▶ [What you will do] From the entries below, gather every line containing the string "gerade".

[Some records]
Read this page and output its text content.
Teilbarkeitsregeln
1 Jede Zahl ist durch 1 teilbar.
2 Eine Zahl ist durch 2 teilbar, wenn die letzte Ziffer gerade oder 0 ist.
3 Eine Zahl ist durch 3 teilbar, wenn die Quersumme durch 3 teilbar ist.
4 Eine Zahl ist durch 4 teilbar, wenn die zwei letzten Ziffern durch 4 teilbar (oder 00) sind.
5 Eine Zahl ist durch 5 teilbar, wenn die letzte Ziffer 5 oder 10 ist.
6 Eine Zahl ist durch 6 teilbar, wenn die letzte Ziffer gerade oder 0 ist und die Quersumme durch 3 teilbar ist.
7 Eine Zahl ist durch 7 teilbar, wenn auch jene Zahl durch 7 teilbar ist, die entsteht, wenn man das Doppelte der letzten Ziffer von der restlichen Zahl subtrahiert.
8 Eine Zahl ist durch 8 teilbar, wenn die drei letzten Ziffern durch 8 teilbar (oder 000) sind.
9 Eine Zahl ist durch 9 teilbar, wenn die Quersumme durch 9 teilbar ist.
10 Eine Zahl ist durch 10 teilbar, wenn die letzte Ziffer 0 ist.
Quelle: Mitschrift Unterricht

▶ [Solution for this exercise]
2 Eine Zahl ist durch 2 teilbar, wenn die letzte Ziffer gerade oder 0 ist.
6 Eine Zahl ist durch 6 teilbar, wenn die letzte Ziffer gerade oder 0 ist und die Quersumme durch 3 teilbar ist.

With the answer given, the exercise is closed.